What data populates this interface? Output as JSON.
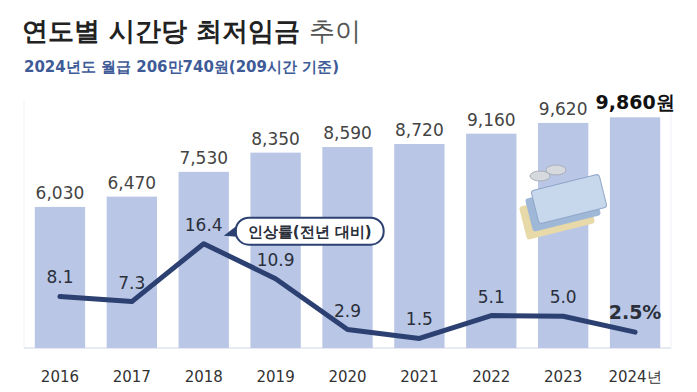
{
  "chart_data": {
    "type": "bar",
    "title": "연도별 시간당 최저임금 추이",
    "subtitle": "2024년도 월급 206만740원(209시간 기준)",
    "categories": [
      "2016",
      "2017",
      "2018",
      "2019",
      "2020",
      "2021",
      "2022",
      "2023",
      "2024년"
    ],
    "series": [
      {
        "type": "bar",
        "color": "#b9c6e6",
        "values": [
          6030,
          6470,
          7530,
          8350,
          8590,
          8720,
          9160,
          9620,
          9860
        ],
        "value_labels": [
          "6,030",
          "6,470",
          "7,530",
          "8,350",
          "8,590",
          "8,720",
          "9,160",
          "9,620",
          "9,860원"
        ]
      },
      {
        "name": "인상률(전년 대비)",
        "type": "line",
        "axis": "y2",
        "color": "#2c4172",
        "line_style": "solid",
        "values": [
          8.1,
          7.3,
          16.4,
          10.9,
          2.9,
          1.5,
          5.1,
          5.0,
          2.5
        ],
        "value_labels": [
          "8.1",
          "7.3",
          "16.4",
          "10.9",
          "2.9",
          "1.5",
          "5.1",
          "5.0",
          "2.5%"
        ]
      }
    ],
    "ylim": [
      0,
      10600
    ],
    "y2lim": [
      0,
      39
    ],
    "data_labels": true,
    "tick_labels": "x",
    "grid": false
  }
}
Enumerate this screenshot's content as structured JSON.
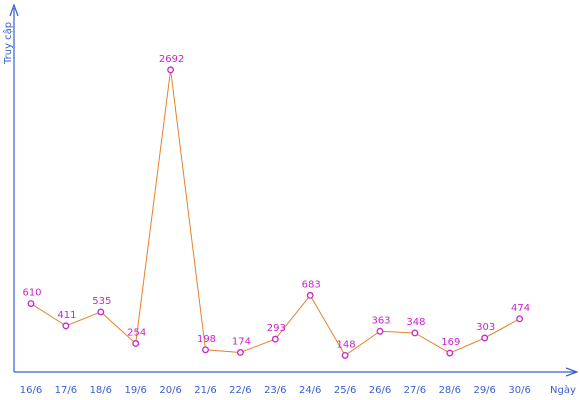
{
  "chart_data": {
    "type": "line",
    "title": "",
    "xlabel": "Ngày",
    "ylabel": "Truy cập",
    "categories": [
      "16/6",
      "17/6",
      "18/6",
      "19/6",
      "20/6",
      "21/6",
      "22/6",
      "23/6",
      "24/6",
      "25/6",
      "26/6",
      "27/6",
      "28/6",
      "29/6",
      "30/6"
    ],
    "series": [
      {
        "values": [
          610,
          411,
          535,
          254,
          2692,
          198,
          174,
          293,
          683,
          148,
          363,
          348,
          169,
          303,
          474
        ]
      }
    ],
    "ylim": [
      0,
      2900
    ],
    "grid": false,
    "legend": "none"
  },
  "colors": {
    "axis": "#3a5fcd",
    "line": "#e8802a",
    "marker": "#cc22cc",
    "data_label": "#cc22cc"
  }
}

* **Instructions to follow**
Omit all pictures while transcribing the entries verbatim.

* **Task result**
What data populates this interface? Output as JSON.
{
  "chart_data": {
    "type": "bar",
    "title": "연도별 시간당 최저임금 추이",
    "subtitle": "2024년도 월급 206만740원(209시간 기준)",
    "categories": [
      "2016",
      "2017",
      "2018",
      "2019",
      "2020",
      "2021",
      "2022",
      "2023",
      "2024년"
    ],
    "series": [
      {
        "type": "bar",
        "color": "#b9c6e6",
        "values": [
          6030,
          6470,
          7530,
          8350,
          8590,
          8720,
          9160,
          9620,
          9860
        ],
        "value_labels": [
          "6,030",
          "6,470",
          "7,530",
          "8,350",
          "8,590",
          "8,720",
          "9,160",
          "9,620",
          "9,860원"
        ]
      },
      {
        "name": "인상률(전년 대비)",
        "type": "line",
        "axis": "y2",
        "color": "#2c4172",
        "line_style": "solid",
        "values": [
          8.1,
          7.3,
          16.4,
          10.9,
          2.9,
          1.5,
          5.1,
          5.0,
          2.5
        ],
        "value_labels": [
          "8.1",
          "7.3",
          "16.4",
          "10.9",
          "2.9",
          "1.5",
          "5.1",
          "5.0",
          "2.5%"
        ]
      }
    ],
    "ylim": [
      0,
      10600
    ],
    "y2lim": [
      0,
      39
    ],
    "data_labels": true,
    "tick_labels": "x",
    "grid": false
  }
}
Enumerate this screenshot's content as structured JSON.
{
  "chart_data": {
    "type": "line",
    "title": "",
    "xlabel": "Ngày",
    "ylabel": "Truy cập",
    "categories": [
      "16/6",
      "17/6",
      "18/6",
      "19/6",
      "20/6",
      "21/6",
      "22/6",
      "23/6",
      "24/6",
      "25/6",
      "26/6",
      "27/6",
      "28/6",
      "29/6",
      "30/6"
    ],
    "series": [
      {
        "values": [
          610,
          411,
          535,
          254,
          2692,
          198,
          174,
          293,
          683,
          148,
          363,
          348,
          169,
          303,
          474
        ]
      }
    ],
    "ylim": [
      0,
      2900
    ],
    "grid": false,
    "legend": "none"
  },
  "colors": {
    "axis": "#3a5fcd",
    "line": "#e8802a",
    "marker": "#cc22cc",
    "data_label": "#cc22cc"
  }
}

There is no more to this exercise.